◆ Extract ◆
-=-=-=-=-
Kayhomayoon et al. (2026) Developing the fusion of MODFLOW simulation and data-driven approaches for river-aquifer recharge modeling

Identification

• Journal: Journal of Hydrology
• Year: 2026
• Date: 2026-02-19
• Authors: Zahra Kayhomayoon, Nazanin Sadeghi, Sami Ghordoyee Milan, Hannu Marttila, Naser Arya Azar
• DOI: 10.1016/j.jhydrol.2026.135169

Research Groups

• Department of Geology, Payame Noor University, Tehran, Iran
• Water Engineering Department, Faculty of Agricultural Technology, University College of Agriculture & Natural Resources, University of Tehran, Tehran, Iran
• Water, Energy and Environmental Engineering Research Unit, University of Oulu, Finland
• Department of Water Engineering, Faculty of Agriculture, University of Tabriz, Tabriz, Iran

Short Summary

This study developed a hybrid MODFLOW-machine learning approach to simulate and predict river-aquifer recharge in the Guilan aquifer, Iran, demonstrating its effectiveness for complex groundwater management and potential to reduce water loss by up to 30%.
-=-=-=-=-
◆ Records provided ◆
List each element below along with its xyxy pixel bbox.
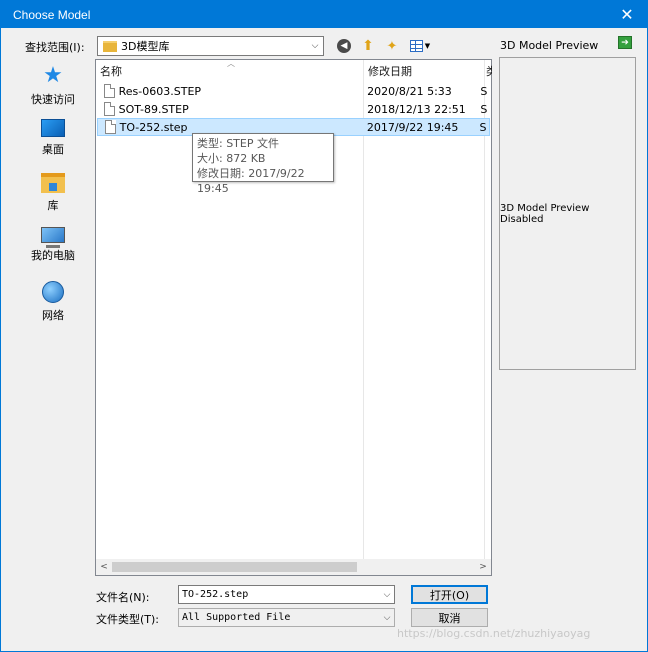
place-desktop[interactable]: 桌面 (21, 115, 85, 169)
cancel-button[interactable]: 取消 (411, 608, 488, 627)
preview-message: 3D Model Preview Disabled (500, 202, 590, 225)
folder-icon (103, 40, 117, 52)
lookin-dropdown[interactable]: 3D模型库 ⌵ (97, 36, 324, 56)
preview-toggle-button[interactable]: ➔ (618, 36, 632, 49)
place-network[interactable]: 网络 (21, 277, 85, 331)
choose-model-dialog: Choose Model ✕ 查找范围(I): 3D模型库 ⌵ ◀ ⬆ ✦ ▼ … (0, 0, 648, 652)
close-button[interactable]: ✕ (607, 1, 647, 28)
places-bar: ★ 快速访问 桌面 库 我的电脑 网络 (21, 61, 85, 331)
place-quick-access[interactable]: ★ 快速访问 (21, 61, 85, 115)
place-label: 库 (47, 199, 59, 212)
column-header-type[interactable]: 类 (486, 60, 492, 82)
lookin-value: 3D模型库 (121, 40, 170, 53)
up-folder-icon: ⬆ (362, 38, 374, 54)
watermark-text: https://blog.csdn.net/zhuzhiyaoyag (397, 627, 591, 640)
view-menu-button[interactable]: ▼ (407, 37, 433, 55)
back-button[interactable]: ◀ (335, 37, 353, 55)
window-title: Choose Model (13, 7, 91, 22)
file-name: TO-252.step (119, 120, 188, 134)
network-icon (42, 281, 64, 303)
place-library[interactable]: 库 (21, 169, 85, 223)
filename-label: 文件名(N): (96, 591, 150, 604)
file-row[interactable]: SOT-89.STEP 2018/12/13 22:51 S (97, 100, 490, 118)
lookin-label: 查找范围(I): (25, 41, 85, 54)
tooltip-size: 大小: 872 KB (197, 152, 266, 165)
place-label: 我的电脑 (31, 249, 75, 262)
preview-pane: 3D Model Preview Disabled (499, 57, 636, 370)
open-button[interactable]: 打开(O) (411, 585, 488, 604)
scroll-right-button[interactable]: > (475, 559, 491, 575)
library-icon (41, 173, 65, 193)
quick-access-icon: ★ (43, 63, 63, 88)
file-icon (104, 102, 115, 116)
file-row[interactable]: Res-0603.STEP 2020/8/21 5:33 S (97, 82, 490, 100)
file-info-tooltip: 类型: STEP 文件 大小: 872 KB 修改日期: 2017/9/22 1… (192, 133, 334, 195)
filetype-label: 文件类型(T): (96, 613, 160, 626)
scroll-track[interactable] (112, 559, 475, 575)
dropdown-arrow-icon: ▼ (424, 42, 431, 50)
new-folder-icon: ✦ (386, 38, 398, 54)
filename-input[interactable]: TO-252.step ⌵ (178, 585, 395, 604)
file-date: 2017/9/22 19:45 (366, 120, 459, 134)
chevron-down-icon[interactable]: ⌵ (380, 590, 394, 600)
back-icon: ◀ (337, 39, 351, 53)
file-type: S (479, 120, 487, 134)
filename-value: TO-252.step (182, 589, 249, 600)
horizontal-scrollbar[interactable]: < > (96, 559, 491, 575)
file-name: Res-0603.STEP (118, 84, 202, 98)
preview-label: 3D Model Preview (500, 39, 599, 52)
desktop-icon (41, 119, 65, 137)
file-icon (105, 120, 116, 134)
scroll-thumb[interactable] (112, 562, 357, 572)
computer-icon (41, 227, 65, 248)
tooltip-modified: 修改日期: 2017/9/22 19:45 (197, 167, 305, 195)
column-header-name[interactable]: 名称 (100, 60, 362, 82)
file-date: 2018/12/13 22:51 (367, 102, 466, 116)
place-label: 快速访问 (31, 93, 75, 106)
file-name: SOT-89.STEP (118, 102, 189, 116)
up-folder-button[interactable]: ⬆ (359, 37, 377, 55)
new-folder-button[interactable]: ✦ (383, 37, 401, 55)
filetype-select[interactable]: All Supported File ⌵ (178, 608, 395, 627)
file-type: S (480, 84, 488, 98)
tooltip-type: 类型: STEP 文件 (197, 137, 279, 150)
view-grid-icon (409, 40, 423, 52)
file-type: S (480, 102, 488, 116)
column-header-date[interactable]: 修改日期 (368, 60, 484, 82)
file-icon (104, 84, 115, 98)
place-computer[interactable]: 我的电脑 (21, 223, 85, 277)
place-label: 网络 (42, 309, 64, 322)
file-date: 2020/8/21 5:33 (367, 84, 452, 98)
chevron-down-icon: ⌵ (383, 612, 391, 623)
filetype-value: All Supported File (182, 612, 291, 623)
folder-toolbar: ◀ ⬆ ✦ ▼ (335, 37, 433, 55)
chevron-down-icon: ⌵ (311, 41, 319, 51)
title-bar: Choose Model ✕ (1, 1, 647, 28)
scroll-left-button[interactable]: < (96, 559, 112, 575)
place-label: 桌面 (42, 143, 64, 156)
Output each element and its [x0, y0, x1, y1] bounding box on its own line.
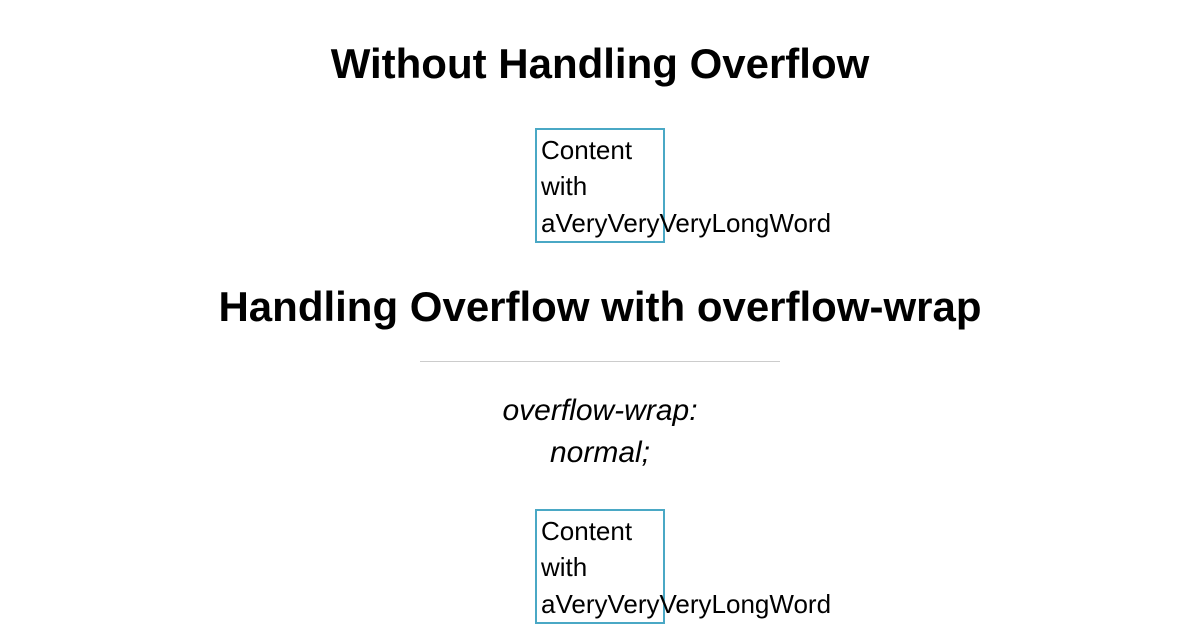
box-text-line: with — [541, 168, 659, 204]
box-long-word: aVeryVeryVeryLongWord — [541, 205, 831, 241]
heading-with-overflow-wrap: Handling Overflow with overflow-wrap — [0, 283, 1200, 331]
heading-without-overflow: Without Handling Overflow — [0, 40, 1200, 88]
subtitle-line: normal; — [0, 432, 1200, 474]
example-box-1: Content with aVeryVeryVeryLongWord — [535, 128, 665, 243]
subtitle-line: overflow-wrap: — [0, 390, 1200, 432]
divider — [420, 361, 780, 362]
example-box-2: Content with aVeryVeryVeryLongWord — [535, 509, 665, 624]
css-property-label: overflow-wrap: normal; — [0, 390, 1200, 474]
box-text-line: Content — [541, 513, 659, 549]
box-text-line: with — [541, 549, 659, 585]
box-long-word: aVeryVeryVeryLongWord — [541, 586, 831, 622]
box-text-line: Content — [541, 132, 659, 168]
-=-=-=-=-
◆ Tasks to complete ◆
A. Reproduce the stretch of the river-aquifer recharge study page from "Short Summary" through "by up to 30%.".
B. According to the river-aquifer recharge study page, in which aquifer did the hybrid approach simulate and predict recharge?

◆ Solutions to the problems ◆
A.
Short Summary

This study developed a hybrid MODFLOW-machine learning approach to simulate and predict river-aquifer recharge in the Guilan aquifer, Iran, demonstrating its effectiveness for complex groundwater management and potential to reduce water loss by up to 30%.

B. The Guilan aquifer in Iran.